=== TEXT SHOWN ===
Or consider the case of Czechia. That is the new name for the Czech Republic, adopted in 2016. It is snappier and more evocative, some Czech officials believed. “It is not good if a country does not have clearly defined symbols or if it even does not clearly say what its name is,” the foreign minister at the time, Lubomír Zaorálek, told the Czech News Agency. But some Czechs worried the new name was too similar to the Russian region of Chechnya. “I don’t know who came with such a stupid idea,” former prime minister Andrej Babiš told the Wall Street Journal in 2020.
It’s not surprising we find these changes so unsettling. Place names provide what the Germans call Heimatsgefühl, a sense of belonging and attachment to one’s native land, and any threat to those attachments unnerves us. “Deliberately changing a historical place name is a dramatic act which is highly likely to lead to controversy and disagreement,” wrote anthropologist Thomas Eriksen in the JournalOsla.
=== SOURCE DATA ===
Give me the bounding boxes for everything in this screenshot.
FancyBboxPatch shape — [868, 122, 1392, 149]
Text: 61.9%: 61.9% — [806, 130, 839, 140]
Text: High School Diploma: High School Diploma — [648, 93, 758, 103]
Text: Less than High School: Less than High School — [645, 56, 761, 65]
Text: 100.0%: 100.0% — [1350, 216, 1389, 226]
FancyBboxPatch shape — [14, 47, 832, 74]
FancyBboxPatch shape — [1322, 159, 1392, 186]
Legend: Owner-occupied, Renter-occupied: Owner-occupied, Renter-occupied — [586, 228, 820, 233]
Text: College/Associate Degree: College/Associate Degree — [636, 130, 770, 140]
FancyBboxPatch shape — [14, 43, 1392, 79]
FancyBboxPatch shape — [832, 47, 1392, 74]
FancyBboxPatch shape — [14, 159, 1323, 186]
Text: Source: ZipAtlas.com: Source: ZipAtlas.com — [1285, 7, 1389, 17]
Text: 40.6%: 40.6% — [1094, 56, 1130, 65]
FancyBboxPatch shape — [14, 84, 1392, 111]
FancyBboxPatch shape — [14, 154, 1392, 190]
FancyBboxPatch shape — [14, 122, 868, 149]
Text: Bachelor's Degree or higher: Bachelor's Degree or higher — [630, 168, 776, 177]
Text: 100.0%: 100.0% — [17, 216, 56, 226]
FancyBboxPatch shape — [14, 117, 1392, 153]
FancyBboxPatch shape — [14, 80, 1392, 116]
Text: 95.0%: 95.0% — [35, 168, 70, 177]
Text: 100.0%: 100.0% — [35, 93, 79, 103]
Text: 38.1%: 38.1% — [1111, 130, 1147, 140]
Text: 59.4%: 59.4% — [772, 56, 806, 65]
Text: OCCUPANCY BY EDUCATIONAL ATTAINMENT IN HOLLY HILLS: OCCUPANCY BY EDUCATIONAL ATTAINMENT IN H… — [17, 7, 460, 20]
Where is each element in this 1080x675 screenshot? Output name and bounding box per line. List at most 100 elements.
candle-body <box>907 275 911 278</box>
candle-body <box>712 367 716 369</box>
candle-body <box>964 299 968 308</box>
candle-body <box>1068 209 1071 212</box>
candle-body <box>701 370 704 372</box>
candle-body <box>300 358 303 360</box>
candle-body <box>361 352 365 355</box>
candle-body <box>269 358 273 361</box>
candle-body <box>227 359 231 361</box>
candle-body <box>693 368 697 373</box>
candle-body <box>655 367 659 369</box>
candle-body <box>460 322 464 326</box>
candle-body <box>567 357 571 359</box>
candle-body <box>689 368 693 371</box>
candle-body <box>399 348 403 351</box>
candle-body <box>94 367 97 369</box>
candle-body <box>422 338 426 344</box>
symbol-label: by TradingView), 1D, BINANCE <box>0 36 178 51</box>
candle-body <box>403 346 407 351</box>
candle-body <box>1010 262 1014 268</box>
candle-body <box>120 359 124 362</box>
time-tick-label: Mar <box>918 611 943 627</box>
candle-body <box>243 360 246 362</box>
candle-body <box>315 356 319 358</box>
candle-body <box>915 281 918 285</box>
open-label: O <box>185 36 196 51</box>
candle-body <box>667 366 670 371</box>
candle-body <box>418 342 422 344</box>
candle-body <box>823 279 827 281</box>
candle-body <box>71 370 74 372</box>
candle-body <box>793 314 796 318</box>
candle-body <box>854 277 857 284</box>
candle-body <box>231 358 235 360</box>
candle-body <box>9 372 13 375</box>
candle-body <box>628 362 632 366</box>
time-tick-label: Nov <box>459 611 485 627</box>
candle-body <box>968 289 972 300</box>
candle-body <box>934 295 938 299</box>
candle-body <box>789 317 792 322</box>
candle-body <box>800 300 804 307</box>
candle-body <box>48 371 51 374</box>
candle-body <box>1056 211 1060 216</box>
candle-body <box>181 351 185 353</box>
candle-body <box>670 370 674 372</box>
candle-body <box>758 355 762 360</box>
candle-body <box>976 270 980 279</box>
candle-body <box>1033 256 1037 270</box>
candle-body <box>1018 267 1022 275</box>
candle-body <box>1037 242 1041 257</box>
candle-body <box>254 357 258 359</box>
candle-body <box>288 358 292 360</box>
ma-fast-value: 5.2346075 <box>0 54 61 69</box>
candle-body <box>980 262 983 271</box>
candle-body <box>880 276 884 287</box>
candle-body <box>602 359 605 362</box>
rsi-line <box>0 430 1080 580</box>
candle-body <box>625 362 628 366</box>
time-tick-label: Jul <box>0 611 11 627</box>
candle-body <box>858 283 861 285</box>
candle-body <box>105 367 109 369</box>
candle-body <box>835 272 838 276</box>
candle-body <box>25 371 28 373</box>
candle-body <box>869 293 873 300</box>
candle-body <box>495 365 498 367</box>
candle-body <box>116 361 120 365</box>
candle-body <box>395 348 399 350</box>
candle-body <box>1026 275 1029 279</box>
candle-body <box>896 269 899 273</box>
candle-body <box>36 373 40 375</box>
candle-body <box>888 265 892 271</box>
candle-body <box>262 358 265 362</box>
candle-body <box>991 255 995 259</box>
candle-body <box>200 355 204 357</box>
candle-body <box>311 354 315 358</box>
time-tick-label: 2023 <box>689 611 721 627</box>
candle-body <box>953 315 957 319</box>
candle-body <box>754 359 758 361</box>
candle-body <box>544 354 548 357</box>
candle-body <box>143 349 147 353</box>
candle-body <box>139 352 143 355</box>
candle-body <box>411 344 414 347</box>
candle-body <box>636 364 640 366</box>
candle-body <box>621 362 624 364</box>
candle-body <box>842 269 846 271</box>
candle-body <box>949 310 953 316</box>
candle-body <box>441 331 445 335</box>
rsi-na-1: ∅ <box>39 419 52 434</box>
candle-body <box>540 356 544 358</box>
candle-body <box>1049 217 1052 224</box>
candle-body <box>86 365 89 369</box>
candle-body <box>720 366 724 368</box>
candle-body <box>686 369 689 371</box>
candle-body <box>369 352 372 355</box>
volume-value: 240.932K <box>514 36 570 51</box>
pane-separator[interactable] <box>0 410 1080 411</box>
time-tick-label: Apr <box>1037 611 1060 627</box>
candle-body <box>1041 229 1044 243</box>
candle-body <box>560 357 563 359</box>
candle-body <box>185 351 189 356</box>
===
REQUIRED ACTION 1 - List every person the passage on Czechia and place names mentions by name.
REQUIRED ACTION 2 - Write a continuation of the passage on Czechia and place names, starting right after its last sentence.

ANSWER 1 - Lubomír Zaorálek, Andrej Babiš, Thomas Eriksen

ANSWER 2 -
Place names are, for better or worse, yoked to history. For nearly four centuries, the US state of Rhode Island was officially known as the “State of Rhode Island and Providence Plantations”. In 2020, residents voted to change the name to simply Rhode Island. The old name, said state Senator Harold Metts, “carries a horrific connotation when considering the tragic and racist history of our nation”. The US Department of the Interior recently established the Derogatory Geographic Names Task Force. It is renaming hundreds of lakes, streams and mountain peaks that contain words such as “squaw”, a derogatory term for female Native Americans. In New Zealand, there have been calls to officially change the country’s name to Aotearoa, or “long white cloud” in Māori.
Some places don’t change their names so much as expand them. The stunning sandstone formation in central Australia was previously known as Ayers Rock, but now is officially named Uluru/Ayers Rock to reflect its spiritual importance to Aboriginal people.
Sometimes places change their names for more transactional reasons. In 1999, at the height of the dot-com bubble, the town of Halfway, Oregon, officially changed its name to Half.com, named after an e-commerce startup. (The experiment lasted only one year.) In 2011, the Australian town of Speed briefly changed its name to SpeedKills to raise awareness of road safety.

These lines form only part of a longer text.